**Goal**
Report only the number of lines holding "要展示的数据".
[BEGIN Input material]
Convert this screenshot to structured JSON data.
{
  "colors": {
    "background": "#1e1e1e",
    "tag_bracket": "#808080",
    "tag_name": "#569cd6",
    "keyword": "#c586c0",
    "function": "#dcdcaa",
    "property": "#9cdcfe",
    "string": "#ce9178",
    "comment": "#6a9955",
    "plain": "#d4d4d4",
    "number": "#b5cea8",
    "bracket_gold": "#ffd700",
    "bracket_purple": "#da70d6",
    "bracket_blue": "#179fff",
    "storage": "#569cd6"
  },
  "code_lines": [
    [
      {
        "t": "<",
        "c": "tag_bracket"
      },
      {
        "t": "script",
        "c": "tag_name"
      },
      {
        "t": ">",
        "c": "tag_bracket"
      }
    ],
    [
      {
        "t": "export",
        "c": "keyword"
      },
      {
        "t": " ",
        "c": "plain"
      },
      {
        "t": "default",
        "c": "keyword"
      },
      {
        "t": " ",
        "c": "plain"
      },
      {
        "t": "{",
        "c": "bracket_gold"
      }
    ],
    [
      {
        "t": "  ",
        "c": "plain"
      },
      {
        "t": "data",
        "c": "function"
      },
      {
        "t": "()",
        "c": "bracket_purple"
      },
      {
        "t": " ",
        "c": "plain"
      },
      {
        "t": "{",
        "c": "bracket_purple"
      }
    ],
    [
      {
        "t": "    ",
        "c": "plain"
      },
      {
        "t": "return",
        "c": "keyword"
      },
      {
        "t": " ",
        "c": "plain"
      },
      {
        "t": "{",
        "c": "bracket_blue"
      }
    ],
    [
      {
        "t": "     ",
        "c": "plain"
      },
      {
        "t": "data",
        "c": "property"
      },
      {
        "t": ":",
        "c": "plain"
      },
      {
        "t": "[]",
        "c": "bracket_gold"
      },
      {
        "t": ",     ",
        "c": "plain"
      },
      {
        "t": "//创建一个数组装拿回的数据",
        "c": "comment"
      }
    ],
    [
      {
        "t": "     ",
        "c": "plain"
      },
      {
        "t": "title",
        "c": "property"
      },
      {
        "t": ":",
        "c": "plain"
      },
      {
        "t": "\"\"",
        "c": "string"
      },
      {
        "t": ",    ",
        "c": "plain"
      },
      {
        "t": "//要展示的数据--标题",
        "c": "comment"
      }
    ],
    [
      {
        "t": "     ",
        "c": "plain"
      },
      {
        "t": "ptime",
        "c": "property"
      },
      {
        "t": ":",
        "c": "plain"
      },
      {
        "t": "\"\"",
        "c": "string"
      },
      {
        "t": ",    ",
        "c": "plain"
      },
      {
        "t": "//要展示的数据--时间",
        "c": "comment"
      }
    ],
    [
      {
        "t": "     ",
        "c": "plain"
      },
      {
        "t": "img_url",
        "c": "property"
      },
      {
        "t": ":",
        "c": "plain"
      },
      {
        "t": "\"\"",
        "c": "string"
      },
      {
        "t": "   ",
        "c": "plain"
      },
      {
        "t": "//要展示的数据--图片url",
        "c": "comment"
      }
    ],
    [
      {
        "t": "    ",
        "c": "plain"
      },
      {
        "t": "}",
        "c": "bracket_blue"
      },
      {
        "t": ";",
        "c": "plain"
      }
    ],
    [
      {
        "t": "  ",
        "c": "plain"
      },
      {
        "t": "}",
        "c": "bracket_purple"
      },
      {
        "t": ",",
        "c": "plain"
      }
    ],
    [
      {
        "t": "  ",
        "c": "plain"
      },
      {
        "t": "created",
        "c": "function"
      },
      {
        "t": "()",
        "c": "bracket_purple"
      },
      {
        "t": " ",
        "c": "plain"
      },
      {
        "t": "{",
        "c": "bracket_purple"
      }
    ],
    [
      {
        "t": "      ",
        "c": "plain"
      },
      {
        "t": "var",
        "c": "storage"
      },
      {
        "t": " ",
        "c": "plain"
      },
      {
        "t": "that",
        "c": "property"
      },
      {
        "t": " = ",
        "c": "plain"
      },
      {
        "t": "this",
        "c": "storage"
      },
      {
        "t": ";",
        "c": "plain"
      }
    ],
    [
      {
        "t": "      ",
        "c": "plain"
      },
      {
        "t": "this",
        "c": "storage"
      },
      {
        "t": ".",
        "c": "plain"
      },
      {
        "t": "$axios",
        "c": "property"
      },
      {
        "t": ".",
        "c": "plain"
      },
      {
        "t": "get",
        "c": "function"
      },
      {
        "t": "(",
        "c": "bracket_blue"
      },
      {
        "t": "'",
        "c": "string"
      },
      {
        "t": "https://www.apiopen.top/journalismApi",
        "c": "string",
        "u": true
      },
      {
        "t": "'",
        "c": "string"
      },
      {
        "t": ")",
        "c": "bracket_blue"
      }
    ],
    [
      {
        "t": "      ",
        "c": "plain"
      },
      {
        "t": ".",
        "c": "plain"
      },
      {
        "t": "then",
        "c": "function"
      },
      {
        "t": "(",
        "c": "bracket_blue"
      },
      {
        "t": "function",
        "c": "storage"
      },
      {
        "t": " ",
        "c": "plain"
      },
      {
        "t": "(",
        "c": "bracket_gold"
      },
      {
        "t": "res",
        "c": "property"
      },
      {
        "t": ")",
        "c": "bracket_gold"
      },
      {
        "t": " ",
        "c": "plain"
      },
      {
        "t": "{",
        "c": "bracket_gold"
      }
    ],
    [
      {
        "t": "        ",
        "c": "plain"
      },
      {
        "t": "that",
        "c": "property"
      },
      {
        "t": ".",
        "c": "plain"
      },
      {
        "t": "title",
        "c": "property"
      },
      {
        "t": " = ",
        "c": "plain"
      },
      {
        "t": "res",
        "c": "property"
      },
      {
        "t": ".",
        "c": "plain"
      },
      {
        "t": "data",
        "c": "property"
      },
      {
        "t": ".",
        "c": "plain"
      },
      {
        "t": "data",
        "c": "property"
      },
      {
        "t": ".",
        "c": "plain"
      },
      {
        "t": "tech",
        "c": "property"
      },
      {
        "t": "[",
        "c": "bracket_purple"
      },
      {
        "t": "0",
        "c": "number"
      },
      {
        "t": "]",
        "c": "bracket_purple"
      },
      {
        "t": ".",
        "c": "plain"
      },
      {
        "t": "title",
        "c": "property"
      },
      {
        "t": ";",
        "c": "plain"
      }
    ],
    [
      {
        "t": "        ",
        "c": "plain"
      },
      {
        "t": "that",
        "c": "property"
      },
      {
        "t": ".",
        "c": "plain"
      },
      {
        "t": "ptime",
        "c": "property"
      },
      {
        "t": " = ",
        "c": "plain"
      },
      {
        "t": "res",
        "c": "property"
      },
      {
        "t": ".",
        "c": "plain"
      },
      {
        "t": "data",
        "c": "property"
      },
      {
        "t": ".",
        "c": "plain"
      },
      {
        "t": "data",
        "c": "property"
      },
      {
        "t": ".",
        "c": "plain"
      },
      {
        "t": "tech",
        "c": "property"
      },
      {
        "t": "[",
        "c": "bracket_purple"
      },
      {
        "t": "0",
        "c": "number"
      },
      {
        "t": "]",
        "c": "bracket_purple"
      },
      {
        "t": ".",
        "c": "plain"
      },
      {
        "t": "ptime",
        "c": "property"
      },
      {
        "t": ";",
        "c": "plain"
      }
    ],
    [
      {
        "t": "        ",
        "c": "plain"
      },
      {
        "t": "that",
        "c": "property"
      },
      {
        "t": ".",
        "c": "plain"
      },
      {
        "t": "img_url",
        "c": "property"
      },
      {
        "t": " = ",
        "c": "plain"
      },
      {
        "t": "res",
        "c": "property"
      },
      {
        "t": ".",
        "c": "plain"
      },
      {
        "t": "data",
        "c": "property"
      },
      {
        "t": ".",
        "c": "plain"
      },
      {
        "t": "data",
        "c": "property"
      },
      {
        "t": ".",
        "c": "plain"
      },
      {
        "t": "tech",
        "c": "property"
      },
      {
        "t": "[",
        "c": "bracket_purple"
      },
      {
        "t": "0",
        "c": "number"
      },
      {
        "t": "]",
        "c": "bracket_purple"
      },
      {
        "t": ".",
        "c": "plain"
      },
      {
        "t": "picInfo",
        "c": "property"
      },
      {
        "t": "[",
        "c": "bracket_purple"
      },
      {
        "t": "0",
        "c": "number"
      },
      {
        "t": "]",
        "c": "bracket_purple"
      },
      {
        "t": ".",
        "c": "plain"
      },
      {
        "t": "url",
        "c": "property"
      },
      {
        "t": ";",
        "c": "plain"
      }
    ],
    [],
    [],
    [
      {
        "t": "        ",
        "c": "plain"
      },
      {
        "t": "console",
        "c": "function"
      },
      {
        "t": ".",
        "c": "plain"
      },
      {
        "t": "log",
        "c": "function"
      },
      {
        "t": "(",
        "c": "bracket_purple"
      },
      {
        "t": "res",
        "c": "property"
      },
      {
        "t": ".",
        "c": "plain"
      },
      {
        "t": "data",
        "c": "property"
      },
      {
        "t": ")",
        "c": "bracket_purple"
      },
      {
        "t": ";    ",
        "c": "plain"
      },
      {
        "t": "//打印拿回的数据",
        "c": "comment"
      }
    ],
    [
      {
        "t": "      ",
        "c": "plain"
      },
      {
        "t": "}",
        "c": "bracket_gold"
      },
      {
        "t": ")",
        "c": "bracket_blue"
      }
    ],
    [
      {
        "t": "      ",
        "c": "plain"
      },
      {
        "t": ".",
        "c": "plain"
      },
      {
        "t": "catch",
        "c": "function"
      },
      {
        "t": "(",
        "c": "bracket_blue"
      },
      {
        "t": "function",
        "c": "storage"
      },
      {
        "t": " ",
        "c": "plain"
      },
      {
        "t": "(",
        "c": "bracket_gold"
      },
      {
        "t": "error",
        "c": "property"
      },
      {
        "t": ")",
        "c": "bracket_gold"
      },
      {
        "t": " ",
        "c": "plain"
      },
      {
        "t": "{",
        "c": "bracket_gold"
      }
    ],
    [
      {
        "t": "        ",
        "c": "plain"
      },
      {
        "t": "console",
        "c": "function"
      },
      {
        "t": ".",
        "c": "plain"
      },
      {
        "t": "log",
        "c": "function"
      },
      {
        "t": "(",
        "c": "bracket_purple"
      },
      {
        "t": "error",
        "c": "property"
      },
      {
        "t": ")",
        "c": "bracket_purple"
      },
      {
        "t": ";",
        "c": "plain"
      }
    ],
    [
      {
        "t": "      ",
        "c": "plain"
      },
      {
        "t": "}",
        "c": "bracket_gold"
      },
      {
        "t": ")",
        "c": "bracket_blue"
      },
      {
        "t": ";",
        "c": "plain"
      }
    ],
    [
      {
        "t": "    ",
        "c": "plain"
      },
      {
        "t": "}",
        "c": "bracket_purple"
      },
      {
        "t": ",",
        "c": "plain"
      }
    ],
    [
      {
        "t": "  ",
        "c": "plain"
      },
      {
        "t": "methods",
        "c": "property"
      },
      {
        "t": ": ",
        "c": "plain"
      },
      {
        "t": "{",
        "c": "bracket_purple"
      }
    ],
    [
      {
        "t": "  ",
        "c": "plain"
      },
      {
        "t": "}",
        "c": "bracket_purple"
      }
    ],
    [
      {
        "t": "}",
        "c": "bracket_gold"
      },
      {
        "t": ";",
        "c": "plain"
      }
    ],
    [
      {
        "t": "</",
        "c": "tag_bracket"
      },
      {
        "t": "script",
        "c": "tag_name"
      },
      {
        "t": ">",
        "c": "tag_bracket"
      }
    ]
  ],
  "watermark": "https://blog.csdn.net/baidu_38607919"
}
[END Input material]
**Answer for this exercise**
3